REQUIREMENTS: The records below must be copied in full; omit the images.

DATA FOR THIS TASK:
::::::::::

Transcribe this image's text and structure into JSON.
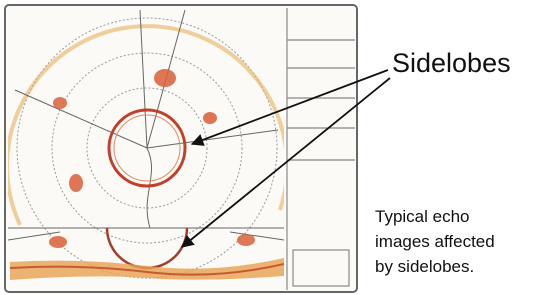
{
  "callout": {
    "label": "Sidelobes"
  },
  "caption": {
    "lines": [
      "Typical echo",
      "images affected",
      "by sidelobes."
    ]
  }
}
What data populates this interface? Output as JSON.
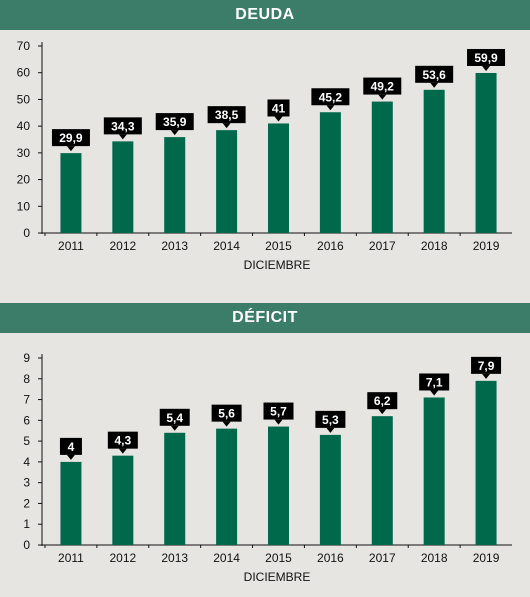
{
  "colors": {
    "bar": "#00684b",
    "header": "#3c7d69",
    "label_bg": "#000000",
    "background": "#e6e5e1"
  },
  "chart_data": [
    {
      "type": "bar",
      "title": "DEUDA",
      "xlabel": "DICIEMBRE",
      "ylabel": "",
      "categories": [
        "2011",
        "2012",
        "2013",
        "2014",
        "2015",
        "2016",
        "2017",
        "2018",
        "2019"
      ],
      "values": [
        29.9,
        34.3,
        35.9,
        38.5,
        41,
        45.2,
        49.2,
        53.6,
        59.9
      ],
      "value_labels": [
        "29,9",
        "34,3",
        "35,9",
        "38,5",
        "41",
        "45,2",
        "49,2",
        "53,6",
        "59,9"
      ],
      "yticks": [
        "0",
        "10",
        "20",
        "30",
        "40",
        "50",
        "60",
        "70"
      ],
      "ylim": [
        0,
        70
      ],
      "grid": false,
      "legend": "none"
    },
    {
      "type": "bar",
      "title": "DÉFICIT",
      "xlabel": "DICIEMBRE",
      "ylabel": "",
      "categories": [
        "2011",
        "2012",
        "2013",
        "2014",
        "2015",
        "2016",
        "2017",
        "2018",
        "2019"
      ],
      "values": [
        4,
        4.3,
        5.4,
        5.6,
        5.7,
        5.3,
        6.2,
        7.1,
        7.9
      ],
      "value_labels": [
        "4",
        "4,3",
        "5,4",
        "5,6",
        "5,7",
        "5,3",
        "6,2",
        "7,1",
        "7,9"
      ],
      "yticks": [
        "0",
        "1",
        "2",
        "3",
        "4",
        "5",
        "6",
        "7",
        "8",
        "9"
      ],
      "ylim": [
        0,
        9
      ],
      "grid": false,
      "legend": "none"
    }
  ]
}
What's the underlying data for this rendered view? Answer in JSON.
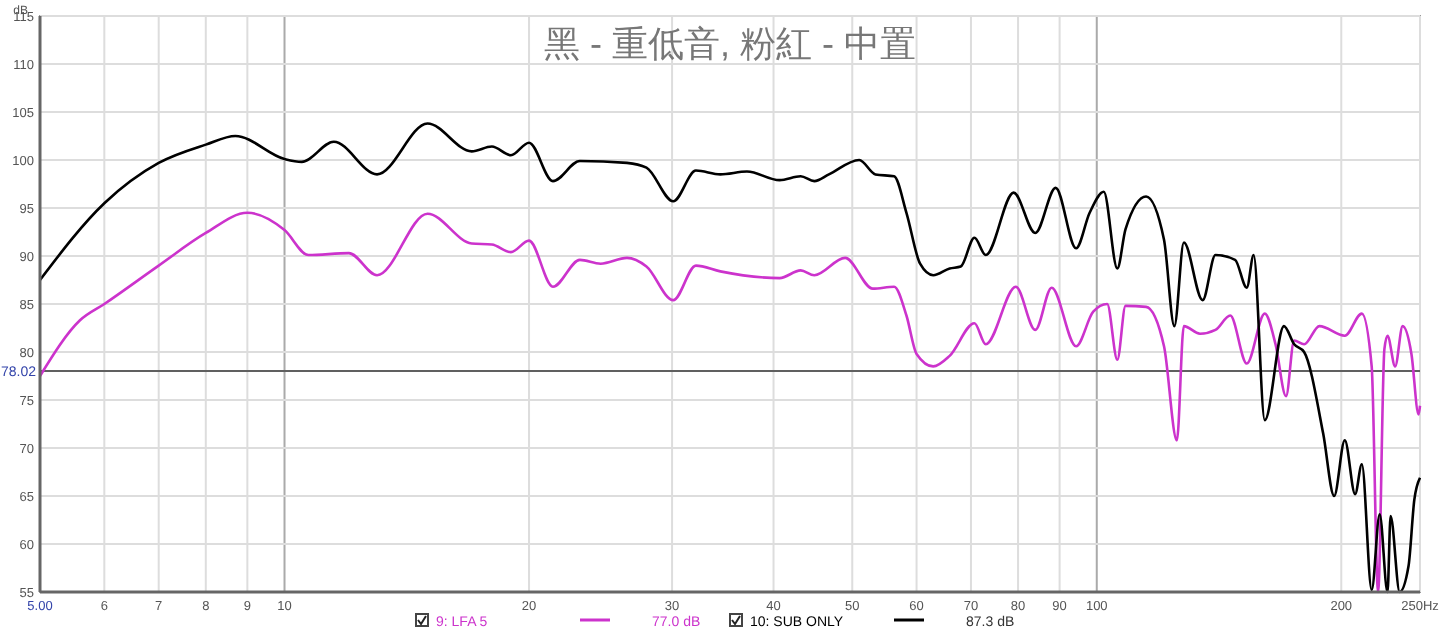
{
  "chart_data": {
    "type": "line",
    "title": "黑 - 重低音, 粉紅 - 中置",
    "ylabel": "dB",
    "log": "x",
    "grid": true,
    "legend": "bottom",
    "marker": "none",
    "line_style": "solid",
    "xlim": [
      5,
      250
    ],
    "xticks": [
      {
        "value": 5,
        "label": "5.00"
      },
      6,
      7,
      8,
      9,
      10,
      20,
      30,
      40,
      50,
      60,
      70,
      80,
      90,
      100,
      200,
      {
        "value": 250,
        "label": "250Hz"
      }
    ],
    "ylim": [
      55,
      115
    ],
    "yticks": [
      55,
      60,
      65,
      70,
      75,
      80,
      85,
      90,
      95,
      100,
      105,
      110,
      115
    ],
    "ref_lines": [
      {
        "axis": "y",
        "value": 78.02,
        "label": "78.02",
        "color": "#606060"
      }
    ],
    "annotations": [
      "77.0 dB",
      "87.3 dB"
    ],
    "series": [
      {
        "name": "9: LFA 5",
        "color": "#cc33cc",
        "x": [
          5,
          5.6,
          6,
          7,
          8,
          9,
          10,
          10.7,
          12,
          13,
          15,
          17,
          18,
          19,
          20,
          21.4,
          23.1,
          24.5,
          26.4,
          27.9,
          30.1,
          32.1,
          34.4,
          40.7,
          43.2,
          44.9,
          49,
          53,
          56.3,
          58.3,
          60,
          62.9,
          65.9,
          70.7,
          73,
          79.5,
          84,
          88,
          94.3,
          99,
          103,
          106,
          108.5,
          115,
          121,
          125.5,
          128,
          134,
          140,
          146,
          153,
          161,
          166,
          171,
          175,
          180,
          188,
          202,
          212,
          218,
          222,
          226,
          228,
          233,
          238,
          244,
          249,
          250
        ],
        "values": [
          77.5,
          83.3,
          85,
          89,
          92.4,
          94.5,
          92.7,
          90.1,
          90.3,
          88,
          94.4,
          91.3,
          91.2,
          90.4,
          91.6,
          86.8,
          89.6,
          89.2,
          89.8,
          88.9,
          85.4,
          89,
          88.4,
          87.7,
          88.5,
          88,
          89.8,
          86.6,
          86.8,
          83.8,
          79.8,
          78.5,
          79.6,
          83,
          80.8,
          86.8,
          82.3,
          86.7,
          80.6,
          84.2,
          85,
          79.2,
          84.8,
          84.7,
          80.6,
          70.8,
          82.7,
          81.9,
          82.3,
          83.8,
          78.8,
          84,
          80.8,
          75.4,
          81.2,
          80.8,
          82.7,
          81.7,
          84,
          78.5,
          55,
          80.3,
          81.7,
          78.5,
          82.7,
          79.8,
          73.5,
          74.4
        ]
      },
      {
        "name": "10: SUB ONLY",
        "color": "#000000",
        "x": [
          5,
          6,
          7,
          8,
          8.7,
          10,
          10.5,
          11.5,
          13,
          15,
          17,
          18,
          19,
          20,
          21.4,
          23.1,
          26.4,
          27.9,
          30.1,
          32.1,
          34.4,
          37.1,
          40.7,
          43.2,
          44.9,
          46.8,
          51,
          53.4,
          56.3,
          58.3,
          60.6,
          62.9,
          65.9,
          68,
          70.7,
          73,
          79,
          84,
          89,
          94.3,
          98,
          102,
          106,
          108.5,
          115,
          121,
          124.6,
          128,
          135,
          140,
          148,
          153,
          156,
          161,
          170,
          175,
          180,
          190,
          196,
          202,
          208,
          212,
          218,
          223,
          228,
          230,
          236,
          242,
          246,
          250
        ],
        "values": [
          87.5,
          95.5,
          99.7,
          101.6,
          102.5,
          100.1,
          99.8,
          101.9,
          98.5,
          103.8,
          100.9,
          101.4,
          100.5,
          101.8,
          97.8,
          99.9,
          99.7,
          99.2,
          95.7,
          98.9,
          98.5,
          98.8,
          97.9,
          98.3,
          97.8,
          98.5,
          100,
          98.5,
          98.3,
          94.5,
          89.2,
          88,
          88.7,
          88.9,
          91.9,
          90.1,
          96.6,
          92.4,
          97.1,
          90.8,
          94.5,
          96.7,
          88.7,
          92.8,
          96.2,
          91.7,
          82.7,
          91.4,
          85.4,
          90.1,
          89.6,
          86.7,
          90.1,
          72.9,
          82.7,
          80.8,
          80,
          71.5,
          65,
          70.8,
          65.2,
          68.3,
          55.2,
          63.1,
          55,
          62.9,
          55,
          57.7,
          64.6,
          66.9
        ]
      }
    ]
  }
}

::::::::::

TASK RESULT:
Transcribe this image's text and structure into JSON.
{
  "callout": {
    "label": "Sidelobes"
  },
  "caption": {
    "lines": [
      "Typical echo",
      "images affected",
      "by sidelobes."
    ]
  }
}
What data populates this interface? Output as JSON.
{
  "colors": {
    "bar": "#00684b",
    "header": "#3c7d69",
    "label_bg": "#000000",
    "background": "#e6e5e1"
  },
  "chart_data": [
    {
      "type": "bar",
      "title": "DEUDA",
      "xlabel": "DICIEMBRE",
      "ylabel": "",
      "categories": [
        "2011",
        "2012",
        "2013",
        "2014",
        "2015",
        "2016",
        "2017",
        "2018",
        "2019"
      ],
      "values": [
        29.9,
        34.3,
        35.9,
        38.5,
        41,
        45.2,
        49.2,
        53.6,
        59.9
      ],
      "value_labels": [
        "29,9",
        "34,3",
        "35,9",
        "38,5",
        "41",
        "45,2",
        "49,2",
        "53,6",
        "59,9"
      ],
      "yticks": [
        "0",
        "10",
        "20",
        "30",
        "40",
        "50",
        "60",
        "70"
      ],
      "ylim": [
        0,
        70
      ],
      "grid": false,
      "legend": "none"
    },
    {
      "type": "bar",
      "title": "DÉFICIT",
      "xlabel": "DICIEMBRE",
      "ylabel": "",
      "categories": [
        "2011",
        "2012",
        "2013",
        "2014",
        "2015",
        "2016",
        "2017",
        "2018",
        "2019"
      ],
      "values": [
        4,
        4.3,
        5.4,
        5.6,
        5.7,
        5.3,
        6.2,
        7.1,
        7.9
      ],
      "value_labels": [
        "4",
        "4,3",
        "5,4",
        "5,6",
        "5,7",
        "5,3",
        "6,2",
        "7,1",
        "7,9"
      ],
      "yticks": [
        "0",
        "1",
        "2",
        "3",
        "4",
        "5",
        "6",
        "7",
        "8",
        "9"
      ],
      "ylim": [
        0,
        9
      ],
      "grid": false,
      "legend": "none"
    }
  ]
}
What's the underlying data for this rendered view? Answer in JSON.
{
  "chart_data": {
    "type": "line",
    "title": "黑 - 重低音, 粉紅 - 中置",
    "ylabel": "dB",
    "log": "x",
    "grid": true,
    "legend": "bottom",
    "marker": "none",
    "line_style": "solid",
    "xlim": [
      5,
      250
    ],
    "xticks": [
      {
        "value": 5,
        "label": "5.00"
      },
      6,
      7,
      8,
      9,
      10,
      20,
      30,
      40,
      50,
      60,
      70,
      80,
      90,
      100,
      200,
      {
        "value": 250,
        "label": "250Hz"
      }
    ],
    "ylim": [
      55,
      115
    ],
    "yticks": [
      55,
      60,
      65,
      70,
      75,
      80,
      85,
      90,
      95,
      100,
      105,
      110,
      115
    ],
    "ref_lines": [
      {
        "axis": "y",
        "value": 78.02,
        "label": "78.02",
        "color": "#606060"
      }
    ],
    "annotations": [
      "77.0 dB",
      "87.3 dB"
    ],
    "series": [
      {
        "name": "9: LFA 5",
        "color": "#cc33cc",
        "x": [
          5,
          5.6,
          6,
          7,
          8,
          9,
          10,
          10.7,
          12,
          13,
          15,
          17,
          18,
          19,
          20,
          21.4,
          23.1,
          24.5,
          26.4,
          27.9,
          30.1,
          32.1,
          34.4,
          40.7,
          43.2,
          44.9,
          49,
          53,
          56.3,
          58.3,
          60,
          62.9,
          65.9,
          70.7,
          73,
          79.5,
          84,
          88,
          94.3,
          99,
          103,
          106,
          108.5,
          115,
          121,
          125.5,
          128,
          134,
          140,
          146,
          153,
          161,
          166,
          171,
          175,
          180,
          188,
          202,
          212,
          218,
          222,
          226,
          228,
          233,
          238,
          244,
          249,
          250
        ],
        "values": [
          77.5,
          83.3,
          85,
          89,
          92.4,
          94.5,
          92.7,
          90.1,
          90.3,
          88,
          94.4,
          91.3,
          91.2,
          90.4,
          91.6,
          86.8,
          89.6,
          89.2,
          89.8,
          88.9,
          85.4,
          89,
          88.4,
          87.7,
          88.5,
          88,
          89.8,
          86.6,
          86.8,
          83.8,
          79.8,
          78.5,
          79.6,
          83,
          80.8,
          86.8,
          82.3,
          86.7,
          80.6,
          84.2,
          85,
          79.2,
          84.8,
          84.7,
          80.6,
          70.8,
          82.7,
          81.9,
          82.3,
          83.8,
          78.8,
          84,
          80.8,
          75.4,
          81.2,
          80.8,
          82.7,
          81.7,
          84,
          78.5,
          55,
          80.3,
          81.7,
          78.5,
          82.7,
          79.8,
          73.5,
          74.4
        ]
      },
      {
        "name": "10: SUB ONLY",
        "color": "#000000",
        "x": [
          5,
          6,
          7,
          8,
          8.7,
          10,
          10.5,
          11.5,
          13,
          15,
          17,
          18,
          19,
          20,
          21.4,
          23.1,
          26.4,
          27.9,
          30.1,
          32.1,
          34.4,
          37.1,
          40.7,
          43.2,
          44.9,
          46.8,
          51,
          53.4,
          56.3,
          58.3,
          60.6,
          62.9,
          65.9,
          68,
          70.7,
          73,
          79,
          84,
          89,
          94.3,
          98,
          102,
          106,
          108.5,
          115,
          121,
          124.6,
          128,
          135,
          140,
          148,
          153,
          156,
          161,
          170,
          175,
          180,
          190,
          196,
          202,
          208,
          212,
          218,
          223,
          228,
          230,
          236,
          242,
          246,
          250
        ],
        "values": [
          87.5,
          95.5,
          99.7,
          101.6,
          102.5,
          100.1,
          99.8,
          101.9,
          98.5,
          103.8,
          100.9,
          101.4,
          100.5,
          101.8,
          97.8,
          99.9,
          99.7,
          99.2,
          95.7,
          98.9,
          98.5,
          98.8,
          97.9,
          98.3,
          97.8,
          98.5,
          100,
          98.5,
          98.3,
          94.5,
          89.2,
          88,
          88.7,
          88.9,
          91.9,
          90.1,
          96.6,
          92.4,
          97.1,
          90.8,
          94.5,
          96.7,
          88.7,
          92.8,
          96.2,
          91.7,
          82.7,
          91.4,
          85.4,
          90.1,
          89.6,
          86.7,
          90.1,
          72.9,
          82.7,
          80.8,
          80,
          71.5,
          65,
          70.8,
          65.2,
          68.3,
          55.2,
          63.1,
          55,
          62.9,
          55,
          57.7,
          64.6,
          66.9
        ]
      }
    ]
  }
}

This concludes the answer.